Job.
Please work out how many lines in the material contain "师生交流" and give only that figure.

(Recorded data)
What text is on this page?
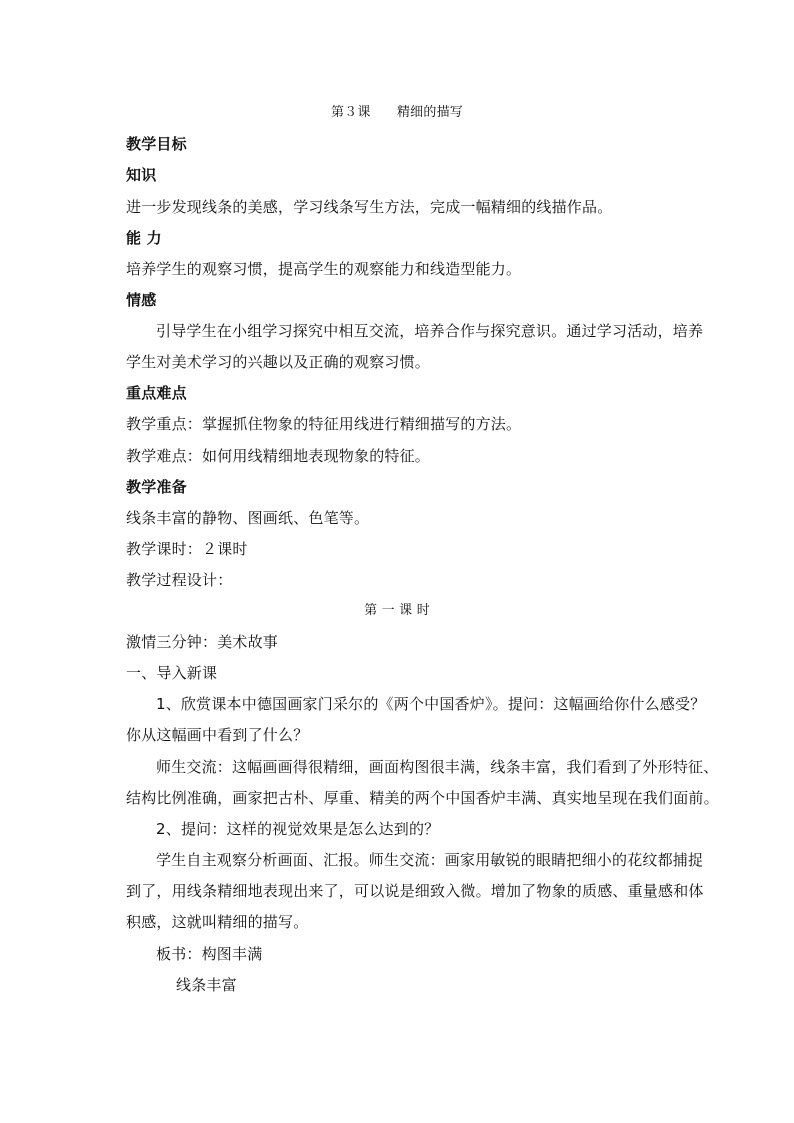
第３课　　精细的描写
教学目标
知识
进一步发现线条的美感，学习线条写生方法，完成一幅精细的线描作品。
能 力
培养学生的观察习惯，提高学生的观察能力和线造型能力。
情感
引导学生在小组学习探究中相互交流，培养合作与探究意识。通过学习活动，培养
学生对美术学习的兴趣以及正确的观察习惯。
重点难点
教学重点：掌握抓住物象的特征用线进行精细描写的方法。
教学难点：如何用线精细地表现物象的特征。
教学准备
线条丰富的静物、图画纸、色笔等。
教学课时：２课时
教学过程设计：
第 一 课 时
激情三分钟：美术故事
一、导入新课
1、欣赏课本中德国画家门采尔的《两个中国香炉》。提问：这幅画给你什么感受？
你从这幅画中看到了什么？
师生交流：这幅画画得很精细，画面构图很丰满，线条丰富，我们看到了外形特征、
结构比例准确，画家把古朴、厚重、精美的两个中国香炉丰满、真实地呈现在我们面前。
2、提问：这样的视觉效果是怎么达到的？
学生自主观察分析画面、汇报。师生交流：画家用敏锐的眼睛把细小的花纹都捕捉
到了，用线条精细地表现出来了，可以说是细致入微。增加了物象的质感、重量感和体
积感，这就叫精细的描写。
板书：构图丰满
线条丰富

Answer to the problem.
2